> **Exercise material**

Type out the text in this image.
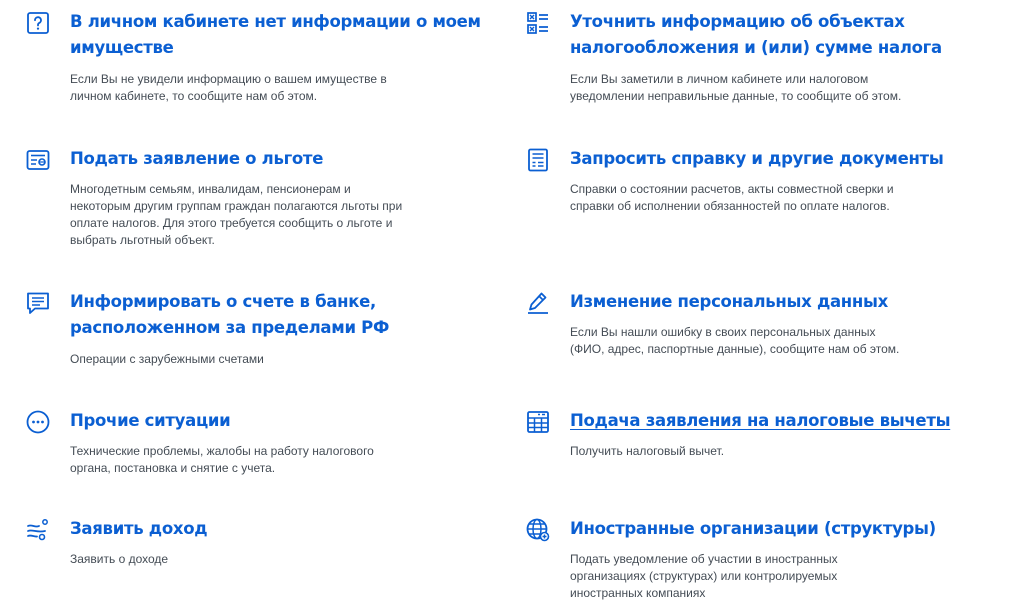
В личном кабинете нет информации о моем
имуществе
Если Вы не увидели информацию о вашем имуществе в
личном кабинете, то сообщите нам об этом.
Уточнить информацию об объектах
налогообложения и (или) сумме налога
Если Вы заметили в личном кабинете или налоговом
уведомлении неправильные данные, то сообщите об этом.
Подать заявление о льготе
Многодетным семьям, инвалидам, пенсионерам и
некоторым другим группам граждан полагаются льготы при
оплате налогов. Для этого требуется сообщить о льготе и
выбрать льготный объект.
Запросить справку и другие документы
Справки о состоянии расчетов, акты совместной сверки и
справки об исполнении обязанностей по оплате налогов.
Информировать о счете в банке,
расположенном за пределами РФ
Операции с зарубежными счетами
Изменение персональных данных
Если Вы нашли ошибку в своих персональных данных
(ФИО, адрес, паспортные данные), сообщите нам об этом.
Прочие ситуации
Технические проблемы, жалобы на работу налогового
органа, постановка и снятие с учета.
Подача заявления на налоговые вычеты
Получить налоговый вычет.
Заявить доход
Заявить о доходе
Иностранные организации (структуры)
Подать уведомление об участии в иностранных
организациях (структурах) или контролируемых
иностранных компаниях
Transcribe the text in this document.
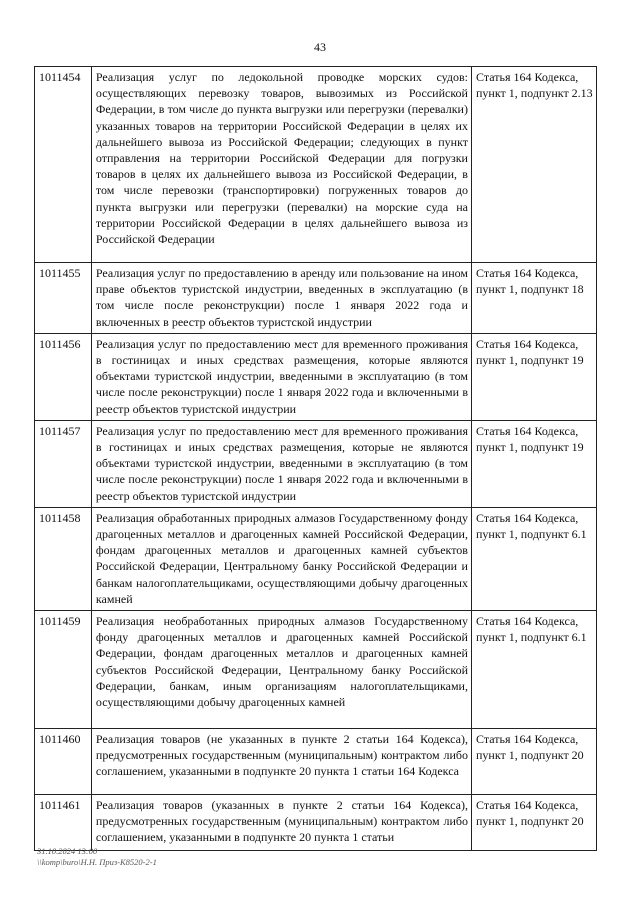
43
1011454	Реализация услуг по ледокольной проводке морских судов: осуществляющих перевозку товаров, вывозимых из Российской Федерации, в том числе до пункта выгрузки или перегрузки (перевалки) указанных товаров на территории Российской Федерации в целях их дальнейшего вывоза из Российской Федерации; следующих в пункт отправления на территории Российской Федерации для погрузки товаров в целях их дальнейшего вывоза из Российской Федерации, в том числе перевозки (транспортировки) погруженных товаров до пункта выгрузки или перегрузки (перевалки) на морские суда на территории Российской Федерации в целях дальнейшего вывоза из Российской Федерации	Статья 164 Кодекса, пункт 1, подпункт 2.13
1011455	Реализация услуг по предоставлению в аренду или пользование на ином праве объектов туристской индустрии, введенных в эксплуатацию (в том числе после реконструкции) после 1 января 2022 года и включенных в реестр объектов туристской индустрии	Статья 164 Кодекса, пункт 1, подпункт 18
1011456	Реализация услуг по предоставлению мест для временного проживания в гостиницах и иных средствах размещения, которые являются объектами туристской индустрии, введенными в эксплуатацию (в том числе после реконструкции) после 1 января 2022 года и включенными в реестр объектов туристской индустрии	Статья 164 Кодекса, пункт 1, подпункт 19
1011457	Реализация услуг по предоставлению мест для временного проживания в гостиницах и иных средствах размещения, которые не являются объектами туристской индустрии, введенными в эксплуатацию (в том числе после реконструкции) после 1 января 2022 года и включенными в реестр объектов туристской индустрии	Статья 164 Кодекса, пункт 1, подпункт 19
1011458	Реализация обработанных природных алмазов Государственному фонду драгоценных металлов и драгоценных камней Российской Федерации, фондам драгоценных металлов и драгоценных камней субъектов Российской Федерации, Центральному банку Российской Федерации и банкам налогоплательщиками, осуществляющими добычу драгоценных камней	Статья 164 Кодекса, пункт 1, подпункт 6.1
1011459	Реализация необработанных природных алмазов Государственному фонду драгоценных металлов и драгоценных камней Российской Федерации, фондам драгоценных металлов и драгоценных камней субъектов Российской Федерации, Центральному банку Российской Федерации, банкам, иным организациям налогоплательщиками, осуществляющими добычу драгоценных камней	Статья 164 Кодекса, пункт 1, подпункт 6.1
1011460	Реализация товаров (не указанных в пункте 2 статьи 164 Кодекса), предусмотренных государственным (муниципальным) контрактом либо соглашением, указанными в подпункте 20 пункта 1 статьи 164 Кодекса	Статья 164 Кодекса, пункт 1, подпункт 20
1011461	Реализация товаров (указанных в пункте 2 статьи 164 Кодекса), предусмотренных государственным (муниципальным) контрактом либо соглашением, указанными в подпункте 20 пункта 1 статьи	Статья 164 Кодекса, пункт 1, подпункт 20
31.10.2024 13:00
\\komp\buro\Н.Н. Приз-К8520-2-1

> **Directive**
Write the full listing out again with every line unchanged, but include no pictures.

> **Result of the exercise**
Type out the text in this image.
В личном кабинете нет информации о моем
имуществе
Если Вы не увидели информацию о вашем имуществе в
личном кабинете, то сообщите нам об этом.
Уточнить информацию об объектах
налогообложения и (или) сумме налога
Если Вы заметили в личном кабинете или налоговом
уведомлении неправильные данные, то сообщите об этом.
Подать заявление о льготе
Многодетным семьям, инвалидам, пенсионерам и
некоторым другим группам граждан полагаются льготы при
оплате налогов. Для этого требуется сообщить о льготе и
выбрать льготный объект.
Запросить справку и другие документы
Справки о состоянии расчетов, акты совместной сверки и
справки об исполнении обязанностей по оплате налогов.
Информировать о счете в банке,
расположенном за пределами РФ
Операции с зарубежными счетами
Изменение персональных данных
Если Вы нашли ошибку в своих персональных данных
(ФИО, адрес, паспортные данные), сообщите нам об этом.
Прочие ситуации
Технические проблемы, жалобы на работу налогового
органа, постановка и снятие с учета.
Подача заявления на налоговые вычеты
Получить налоговый вычет.
Заявить доход
Заявить о доходе
Иностранные организации (структуры)
Подать уведомление об участии в иностранных
организациях (структурах) или контролируемых
иностранных компаниях
Transcribe the text in this document.
43
1011454	Реализация услуг по ледокольной проводке морских судов: осуществляющих перевозку товаров, вывозимых из Российской Федерации, в том числе до пункта выгрузки или перегрузки (перевалки) указанных товаров на территории Российской Федерации в целях их дальнейшего вывоза из Российской Федерации; следующих в пункт отправления на территории Российской Федерации для погрузки товаров в целях их дальнейшего вывоза из Российской Федерации, в том числе перевозки (транспортировки) погруженных товаров до пункта выгрузки или перегрузки (перевалки) на морские суда на территории Российской Федерации в целях дальнейшего вывоза из Российской Федерации	Статья 164 Кодекса, пункт 1, подпункт 2.13
1011455	Реализация услуг по предоставлению в аренду или пользование на ином праве объектов туристской индустрии, введенных в эксплуатацию (в том числе после реконструкции) после 1 января 2022 года и включенных в реестр объектов туристской индустрии	Статья 164 Кодекса, пункт 1, подпункт 18
1011456	Реализация услуг по предоставлению мест для временного проживания в гостиницах и иных средствах размещения, которые являются объектами туристской индустрии, введенными в эксплуатацию (в том числе после реконструкции) после 1 января 2022 года и включенными в реестр объектов туристской индустрии	Статья 164 Кодекса, пункт 1, подпункт 19
1011457	Реализация услуг по предоставлению мест для временного проживания в гостиницах и иных средствах размещения, которые не являются объектами туристской индустрии, введенными в эксплуатацию (в том числе после реконструкции) после 1 января 2022 года и включенными в реестр объектов туристской индустрии	Статья 164 Кодекса, пункт 1, подпункт 19
1011458	Реализация обработанных природных алмазов Государственному фонду драгоценных металлов и драгоценных камней Российской Федерации, фондам драгоценных металлов и драгоценных камней субъектов Российской Федерации, Центральному банку Российской Федерации и банкам налогоплательщиками, осуществляющими добычу драгоценных камней	Статья 164 Кодекса, пункт 1, подпункт 6.1
1011459	Реализация необработанных природных алмазов Государственному фонду драгоценных металлов и драгоценных камней Российской Федерации, фондам драгоценных металлов и драгоценных камней субъектов Российской Федерации, Центральному банку Российской Федерации, банкам, иным организациям налогоплательщиками, осуществляющими добычу драгоценных камней	Статья 164 Кодекса, пункт 1, подпункт 6.1
1011460	Реализация товаров (не указанных в пункте 2 статьи 164 Кодекса), предусмотренных государственным (муниципальным) контрактом либо соглашением, указанными в подпункте 20 пункта 1 статьи 164 Кодекса	Статья 164 Кодекса, пункт 1, подпункт 20
1011461	Реализация товаров (указанных в пункте 2 статьи 164 Кодекса), предусмотренных государственным (муниципальным) контрактом либо соглашением, указанными в подпункте 20 пункта 1 статьи	Статья 164 Кодекса, пункт 1, подпункт 20
31.10.2024 13:00
\\komp\buro\Н.Н. Приз-К8520-2-1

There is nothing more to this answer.